■ Task data ■
* * * * * * *
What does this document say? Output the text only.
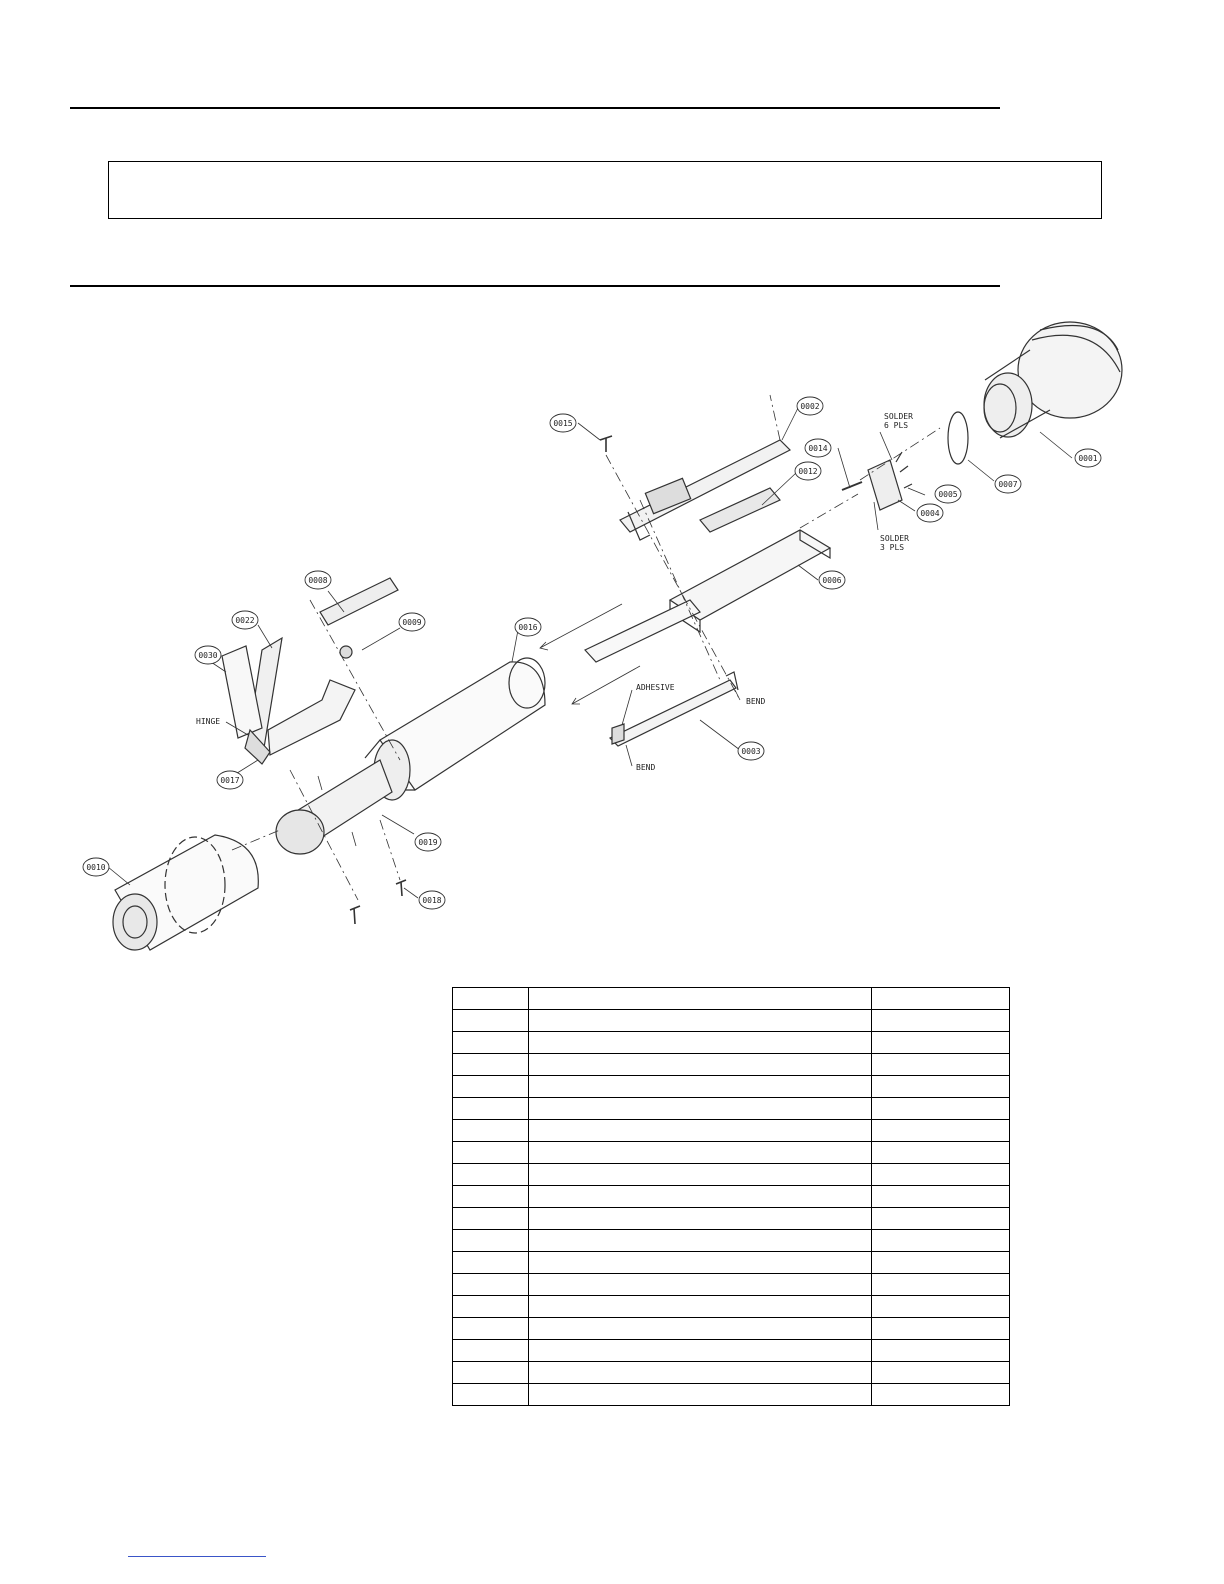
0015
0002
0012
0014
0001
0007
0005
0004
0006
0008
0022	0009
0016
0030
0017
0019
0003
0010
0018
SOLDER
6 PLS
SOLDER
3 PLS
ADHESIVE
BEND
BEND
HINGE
* * * * * * *
■ Task statement ■
Write out the listing above exactly as it stands, pictures excluded.

■ Completed exercise ■
What does this document say? Output the text only.
0015
0002
0012
0014
0001
0007
0005
0004
0006
0008
0022	0009
0016
0030
0017
0019
0003
0010
0018
SOLDER
6 PLS
SOLDER
3 PLS
ADHESIVE
BEND
BEND
HINGE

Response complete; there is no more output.